AIM OF THE EXERCISE: Show every line where "offer" occurs.

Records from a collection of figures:
════════

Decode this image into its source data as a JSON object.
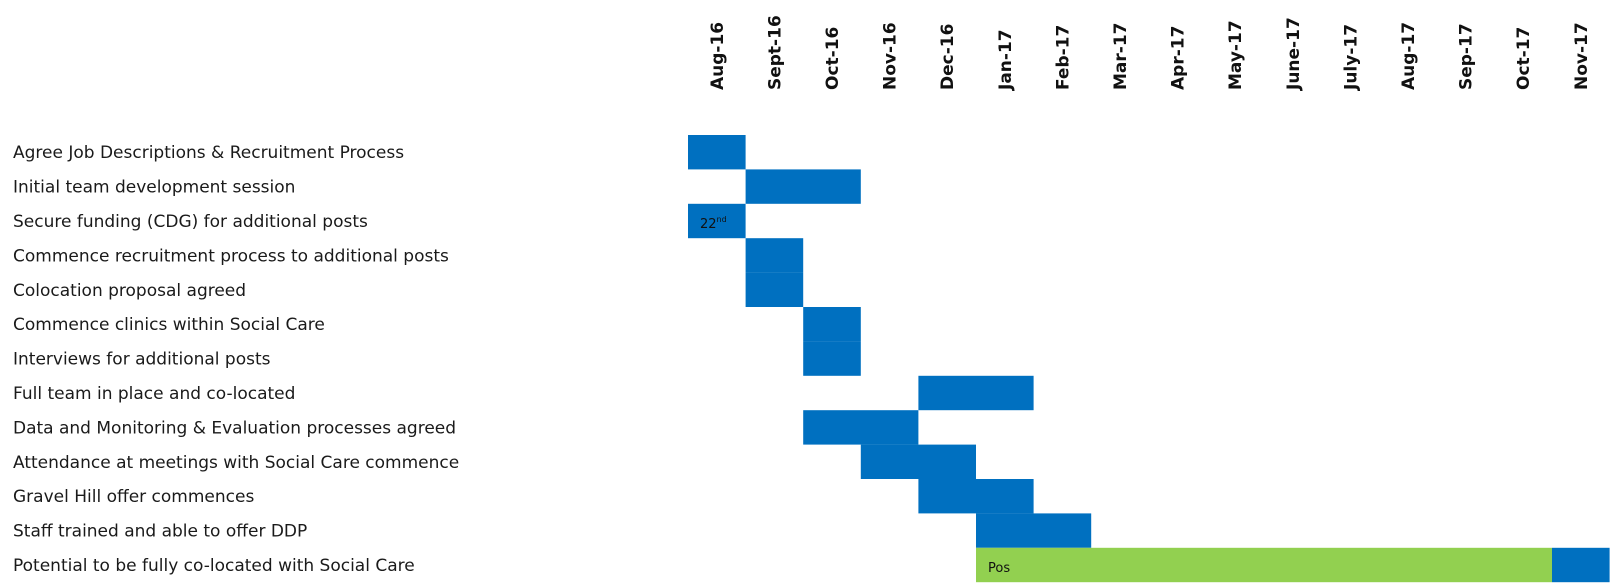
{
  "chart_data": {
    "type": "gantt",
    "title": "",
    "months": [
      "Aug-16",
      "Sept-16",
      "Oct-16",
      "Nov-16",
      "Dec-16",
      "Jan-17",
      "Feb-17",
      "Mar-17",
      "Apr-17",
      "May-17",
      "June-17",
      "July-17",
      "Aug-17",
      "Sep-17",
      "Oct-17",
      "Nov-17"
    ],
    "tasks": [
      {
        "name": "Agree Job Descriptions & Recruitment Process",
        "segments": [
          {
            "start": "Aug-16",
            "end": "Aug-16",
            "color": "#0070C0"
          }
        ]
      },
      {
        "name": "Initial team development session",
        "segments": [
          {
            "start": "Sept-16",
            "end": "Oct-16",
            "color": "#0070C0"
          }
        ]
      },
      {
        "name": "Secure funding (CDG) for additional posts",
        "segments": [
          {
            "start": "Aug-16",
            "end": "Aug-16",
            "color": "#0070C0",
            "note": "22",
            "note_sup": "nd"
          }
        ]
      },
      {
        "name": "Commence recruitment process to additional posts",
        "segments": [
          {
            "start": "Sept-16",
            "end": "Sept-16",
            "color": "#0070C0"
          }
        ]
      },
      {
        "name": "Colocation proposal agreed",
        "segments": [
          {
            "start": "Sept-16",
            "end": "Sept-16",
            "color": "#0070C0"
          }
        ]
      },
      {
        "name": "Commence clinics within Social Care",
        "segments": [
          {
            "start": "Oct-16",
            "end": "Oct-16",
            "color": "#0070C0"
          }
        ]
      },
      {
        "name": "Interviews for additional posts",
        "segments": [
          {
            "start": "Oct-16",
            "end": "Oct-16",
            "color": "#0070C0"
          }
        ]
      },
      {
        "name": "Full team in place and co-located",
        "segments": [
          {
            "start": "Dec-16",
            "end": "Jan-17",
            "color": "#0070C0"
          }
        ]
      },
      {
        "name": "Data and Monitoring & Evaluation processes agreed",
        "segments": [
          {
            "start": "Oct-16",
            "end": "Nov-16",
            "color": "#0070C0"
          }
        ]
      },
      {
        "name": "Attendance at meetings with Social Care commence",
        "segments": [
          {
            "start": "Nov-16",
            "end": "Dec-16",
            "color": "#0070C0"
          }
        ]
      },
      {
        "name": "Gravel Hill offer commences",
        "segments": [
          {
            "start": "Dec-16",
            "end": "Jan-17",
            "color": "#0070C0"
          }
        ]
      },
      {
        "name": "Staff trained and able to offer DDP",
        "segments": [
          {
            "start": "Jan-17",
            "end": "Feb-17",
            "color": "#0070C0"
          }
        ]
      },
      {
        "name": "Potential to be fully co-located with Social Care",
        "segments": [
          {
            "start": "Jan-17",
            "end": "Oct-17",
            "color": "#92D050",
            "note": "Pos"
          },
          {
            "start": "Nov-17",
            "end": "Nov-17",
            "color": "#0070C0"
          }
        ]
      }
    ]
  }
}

════════

RESPONSE TO THE EXERCISE:
        "name": "Gravel Hill offer commences",
        "name": "Staff trained and able to offer DDP",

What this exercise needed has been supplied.